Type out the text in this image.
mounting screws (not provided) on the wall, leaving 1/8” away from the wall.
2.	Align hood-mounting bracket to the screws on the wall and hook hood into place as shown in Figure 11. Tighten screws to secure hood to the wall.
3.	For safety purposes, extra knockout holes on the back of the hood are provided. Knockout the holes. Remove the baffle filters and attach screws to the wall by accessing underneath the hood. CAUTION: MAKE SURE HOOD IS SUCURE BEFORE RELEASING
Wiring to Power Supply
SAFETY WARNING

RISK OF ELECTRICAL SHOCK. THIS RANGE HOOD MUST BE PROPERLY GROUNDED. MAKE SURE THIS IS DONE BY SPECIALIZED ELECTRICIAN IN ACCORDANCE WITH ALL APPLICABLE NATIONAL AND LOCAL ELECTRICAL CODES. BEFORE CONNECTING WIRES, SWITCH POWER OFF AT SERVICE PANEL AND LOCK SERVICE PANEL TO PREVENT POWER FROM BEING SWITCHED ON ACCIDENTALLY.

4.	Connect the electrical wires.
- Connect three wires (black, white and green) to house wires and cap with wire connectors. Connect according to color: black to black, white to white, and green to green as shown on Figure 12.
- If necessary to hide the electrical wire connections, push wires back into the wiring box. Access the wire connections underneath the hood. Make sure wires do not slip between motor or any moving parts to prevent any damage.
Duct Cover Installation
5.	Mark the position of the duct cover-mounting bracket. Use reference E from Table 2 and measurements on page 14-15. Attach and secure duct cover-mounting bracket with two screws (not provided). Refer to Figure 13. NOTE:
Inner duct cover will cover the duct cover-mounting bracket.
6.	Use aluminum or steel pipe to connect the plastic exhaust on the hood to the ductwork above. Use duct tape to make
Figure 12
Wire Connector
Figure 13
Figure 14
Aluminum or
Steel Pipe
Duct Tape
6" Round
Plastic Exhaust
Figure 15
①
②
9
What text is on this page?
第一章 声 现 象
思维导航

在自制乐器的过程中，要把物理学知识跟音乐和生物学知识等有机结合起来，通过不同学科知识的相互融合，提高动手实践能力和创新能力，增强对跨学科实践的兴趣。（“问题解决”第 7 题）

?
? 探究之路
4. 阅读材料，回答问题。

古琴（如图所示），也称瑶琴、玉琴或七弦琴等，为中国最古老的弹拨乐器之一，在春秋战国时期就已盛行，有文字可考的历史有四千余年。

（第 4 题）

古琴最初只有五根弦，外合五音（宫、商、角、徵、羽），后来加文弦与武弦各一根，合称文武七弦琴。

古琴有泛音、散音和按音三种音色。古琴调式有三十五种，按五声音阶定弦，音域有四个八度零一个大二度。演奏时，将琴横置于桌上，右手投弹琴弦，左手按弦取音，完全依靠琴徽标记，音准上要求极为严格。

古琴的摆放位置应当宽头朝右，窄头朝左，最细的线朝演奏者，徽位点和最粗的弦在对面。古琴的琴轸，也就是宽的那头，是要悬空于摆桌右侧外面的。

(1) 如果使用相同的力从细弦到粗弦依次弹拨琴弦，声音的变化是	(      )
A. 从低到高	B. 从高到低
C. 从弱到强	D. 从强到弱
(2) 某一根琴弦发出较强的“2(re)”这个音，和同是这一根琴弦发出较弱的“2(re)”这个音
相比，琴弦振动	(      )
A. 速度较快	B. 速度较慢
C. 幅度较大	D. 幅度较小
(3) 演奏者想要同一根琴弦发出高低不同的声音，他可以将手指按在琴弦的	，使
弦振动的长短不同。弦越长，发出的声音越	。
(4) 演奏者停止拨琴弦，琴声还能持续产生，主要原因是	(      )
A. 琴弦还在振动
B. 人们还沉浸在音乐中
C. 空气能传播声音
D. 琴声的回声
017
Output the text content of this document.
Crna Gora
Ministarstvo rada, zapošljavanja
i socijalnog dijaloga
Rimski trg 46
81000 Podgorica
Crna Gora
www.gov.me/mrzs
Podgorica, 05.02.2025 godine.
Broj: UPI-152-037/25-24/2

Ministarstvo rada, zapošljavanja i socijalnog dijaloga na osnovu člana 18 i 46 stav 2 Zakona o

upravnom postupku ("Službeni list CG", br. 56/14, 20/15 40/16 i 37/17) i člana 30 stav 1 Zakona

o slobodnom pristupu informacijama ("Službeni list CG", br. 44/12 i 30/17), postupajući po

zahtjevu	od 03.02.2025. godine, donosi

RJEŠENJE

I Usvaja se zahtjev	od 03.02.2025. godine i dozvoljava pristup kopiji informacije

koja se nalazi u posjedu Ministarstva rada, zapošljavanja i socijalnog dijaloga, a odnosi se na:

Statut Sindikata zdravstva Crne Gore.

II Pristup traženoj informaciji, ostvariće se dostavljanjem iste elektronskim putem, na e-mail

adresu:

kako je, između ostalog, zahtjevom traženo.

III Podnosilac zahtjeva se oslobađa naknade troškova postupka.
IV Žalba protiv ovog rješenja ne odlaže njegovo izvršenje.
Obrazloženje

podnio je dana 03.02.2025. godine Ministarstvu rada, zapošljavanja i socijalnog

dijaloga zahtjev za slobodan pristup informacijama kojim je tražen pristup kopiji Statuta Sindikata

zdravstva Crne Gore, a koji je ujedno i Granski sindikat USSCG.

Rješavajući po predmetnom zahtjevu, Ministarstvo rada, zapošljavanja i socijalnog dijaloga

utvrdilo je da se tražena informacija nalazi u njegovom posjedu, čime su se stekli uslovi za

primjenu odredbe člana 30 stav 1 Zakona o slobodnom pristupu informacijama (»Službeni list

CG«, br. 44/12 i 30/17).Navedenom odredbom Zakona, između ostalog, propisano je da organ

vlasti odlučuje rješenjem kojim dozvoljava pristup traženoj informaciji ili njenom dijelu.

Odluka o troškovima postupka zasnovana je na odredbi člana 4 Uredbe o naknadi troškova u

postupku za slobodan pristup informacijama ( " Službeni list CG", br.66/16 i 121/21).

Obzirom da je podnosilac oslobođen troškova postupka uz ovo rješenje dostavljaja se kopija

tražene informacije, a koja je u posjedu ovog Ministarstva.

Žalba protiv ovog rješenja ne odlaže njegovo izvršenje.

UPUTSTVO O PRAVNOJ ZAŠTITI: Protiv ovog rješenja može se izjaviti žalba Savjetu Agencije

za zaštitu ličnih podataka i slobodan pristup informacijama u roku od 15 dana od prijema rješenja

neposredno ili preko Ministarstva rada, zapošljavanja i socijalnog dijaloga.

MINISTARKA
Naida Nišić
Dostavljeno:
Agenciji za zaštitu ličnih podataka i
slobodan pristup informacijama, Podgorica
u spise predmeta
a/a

**What you are asked to do**.
Restate the data above exactly, keeping each word as it stands.

**In response**.
Type out the text in this image.
mounting screws (not provided) on the wall, leaving 1/8” away from the wall.
2.	Align hood-mounting bracket to the screws on the wall and hook hood into place as shown in Figure 11. Tighten screws to secure hood to the wall.
3.	For safety purposes, extra knockout holes on the back of the hood are provided. Knockout the holes. Remove the baffle filters and attach screws to the wall by accessing underneath the hood. CAUTION: MAKE SURE HOOD IS SUCURE BEFORE RELEASING
Wiring to Power Supply
SAFETY WARNING

RISK OF ELECTRICAL SHOCK. THIS RANGE HOOD MUST BE PROPERLY GROUNDED. MAKE SURE THIS IS DONE BY SPECIALIZED ELECTRICIAN IN ACCORDANCE WITH ALL APPLICABLE NATIONAL AND LOCAL ELECTRICAL CODES. BEFORE CONNECTING WIRES, SWITCH POWER OFF AT SERVICE PANEL AND LOCK SERVICE PANEL TO PREVENT POWER FROM BEING SWITCHED ON ACCIDENTALLY.

4.	Connect the electrical wires.
- Connect three wires (black, white and green) to house wires and cap with wire connectors. Connect according to color: black to black, white to white, and green to green as shown on Figure 12.
- If necessary to hide the electrical wire connections, push wires back into the wiring box. Access the wire connections underneath the hood. Make sure wires do not slip between motor or any moving parts to prevent any damage.
Duct Cover Installation
5.	Mark the position of the duct cover-mounting bracket. Use reference E from Table 2 and measurements on page 14-15. Attach and secure duct cover-mounting bracket with two screws (not provided). Refer to Figure 13. NOTE:
Inner duct cover will cover the duct cover-mounting bracket.
6.	Use aluminum or steel pipe to connect the plastic exhaust on the hood to the ductwork above. Use duct tape to make
Figure 12
Wire Connector
Figure 13
Figure 14
Aluminum or
Steel Pipe
Duct Tape
6" Round
Plastic Exhaust
Figure 15
①
②
9
What text is on this page?
第一章 声 现 象
思维导航

在自制乐器的过程中，要把物理学知识跟音乐和生物学知识等有机结合起来，通过不同学科知识的相互融合，提高动手实践能力和创新能力，增强对跨学科实践的兴趣。（“问题解决”第 7 题）

?
? 探究之路
4. 阅读材料，回答问题。

古琴（如图所示），也称瑶琴、玉琴或七弦琴等，为中国最古老的弹拨乐器之一，在春秋战国时期就已盛行，有文字可考的历史有四千余年。

（第 4 题）

古琴最初只有五根弦，外合五音（宫、商、角、徵、羽），后来加文弦与武弦各一根，合称文武七弦琴。

古琴有泛音、散音和按音三种音色。古琴调式有三十五种，按五声音阶定弦，音域有四个八度零一个大二度。演奏时，将琴横置于桌上，右手投弹琴弦，左手按弦取音，完全依靠琴徽标记，音准上要求极为严格。

古琴的摆放位置应当宽头朝右，窄头朝左，最细的线朝演奏者，徽位点和最粗的弦在对面。古琴的琴轸，也就是宽的那头，是要悬空于摆桌右侧外面的。

(1) 如果使用相同的力从细弦到粗弦依次弹拨琴弦，声音的变化是	(      )
A. 从低到高	B. 从高到低
C. 从弱到强	D. 从强到弱
(2) 某一根琴弦发出较强的“2(re)”这个音，和同是这一根琴弦发出较弱的“2(re)”这个音
相比，琴弦振动	(      )
A. 速度较快	B. 速度较慢
C. 幅度较大	D. 幅度较小
(3) 演奏者想要同一根琴弦发出高低不同的声音，他可以将手指按在琴弦的	，使
弦振动的长短不同。弦越长，发出的声音越	。
(4) 演奏者停止拨琴弦，琴声还能持续产生，主要原因是	(      )
A. 琴弦还在振动
B. 人们还沉浸在音乐中
C. 空气能传播声音
D. 琴声的回声
017
Output the text content of this document.
Crna Gora
Ministarstvo rada, zapošljavanja
i socijalnog dijaloga
Rimski trg 46
81000 Podgorica
Crna Gora
www.gov.me/mrzs
Podgorica, 05.02.2025 godine.
Broj: UPI-152-037/25-24/2

Ministarstvo rada, zapošljavanja i socijalnog dijaloga na osnovu člana 18 i 46 stav 2 Zakona o

upravnom postupku ("Službeni list CG", br. 56/14, 20/15 40/16 i 37/17) i člana 30 stav 1 Zakona

o slobodnom pristupu informacijama ("Službeni list CG", br. 44/12 i 30/17), postupajući po

zahtjevu	od 03.02.2025. godine, donosi

RJEŠENJE

I Usvaja se zahtjev	od 03.02.2025. godine i dozvoljava pristup kopiji informacije

koja se nalazi u posjedu Ministarstva rada, zapošljavanja i socijalnog dijaloga, a odnosi se na:

Statut Sindikata zdravstva Crne Gore.

II Pristup traženoj informaciji, ostvariće se dostavljanjem iste elektronskim putem, na e-mail

adresu:

kako je, između ostalog, zahtjevom traženo.

III Podnosilac zahtjeva se oslobađa naknade troškova postupka.
IV Žalba protiv ovog rješenja ne odlaže njegovo izvršenje.
Obrazloženje

podnio je dana 03.02.2025. godine Ministarstvu rada, zapošljavanja i socijalnog

dijaloga zahtjev za slobodan pristup informacijama kojim je tražen pristup kopiji Statuta Sindikata

zdravstva Crne Gore, a koji je ujedno i Granski sindikat USSCG.

Rješavajući po predmetnom zahtjevu, Ministarstvo rada, zapošljavanja i socijalnog dijaloga

utvrdilo je da se tražena informacija nalazi u njegovom posjedu, čime su se stekli uslovi za

primjenu odredbe člana 30 stav 1 Zakona o slobodnom pristupu informacijama (»Službeni list

CG«, br. 44/12 i 30/17).Navedenom odredbom Zakona, između ostalog, propisano je da organ

vlasti odlučuje rješenjem kojim dozvoljava pristup traženoj informaciji ili njenom dijelu.

Odluka o troškovima postupka zasnovana je na odredbi člana 4 Uredbe o naknadi troškova u

postupku za slobodan pristup informacijama ( " Službeni list CG", br.66/16 i 121/21).

Obzirom da je podnosilac oslobođen troškova postupka uz ovo rješenje dostavljaja se kopija

tražene informacije, a koja je u posjedu ovog Ministarstva.

Žalba protiv ovog rješenja ne odlaže njegovo izvršenje.

UPUTSTVO O PRAVNOJ ZAŠTITI: Protiv ovog rješenja može se izjaviti žalba Savjetu Agencije

za zaštitu ličnih podataka i slobodan pristup informacijama u roku od 15 dana od prijema rješenja

neposredno ili preko Ministarstva rada, zapošljavanja i socijalnog dijaloga.

MINISTARKA
Naida Nišić
Dostavljeno:
Agenciji za zaštitu ličnih podataka i
slobodan pristup informacijama, Podgorica
u spise predmeta
a/a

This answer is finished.